Data entries:
^^^^

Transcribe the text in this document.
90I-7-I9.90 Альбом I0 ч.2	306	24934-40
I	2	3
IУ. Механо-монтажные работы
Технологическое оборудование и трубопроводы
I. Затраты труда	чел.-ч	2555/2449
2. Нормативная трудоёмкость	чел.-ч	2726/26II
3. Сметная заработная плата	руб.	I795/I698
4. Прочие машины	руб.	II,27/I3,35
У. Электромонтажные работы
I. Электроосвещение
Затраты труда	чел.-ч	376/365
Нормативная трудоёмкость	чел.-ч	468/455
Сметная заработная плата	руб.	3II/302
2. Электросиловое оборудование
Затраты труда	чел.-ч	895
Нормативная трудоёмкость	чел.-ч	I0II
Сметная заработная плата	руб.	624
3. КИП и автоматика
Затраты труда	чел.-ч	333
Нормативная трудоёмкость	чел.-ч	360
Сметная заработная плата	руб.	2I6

^^^^

● **Directions**
Respond with the number of lines containing "оборудование" and no additional words.

● **Completed exercise**
2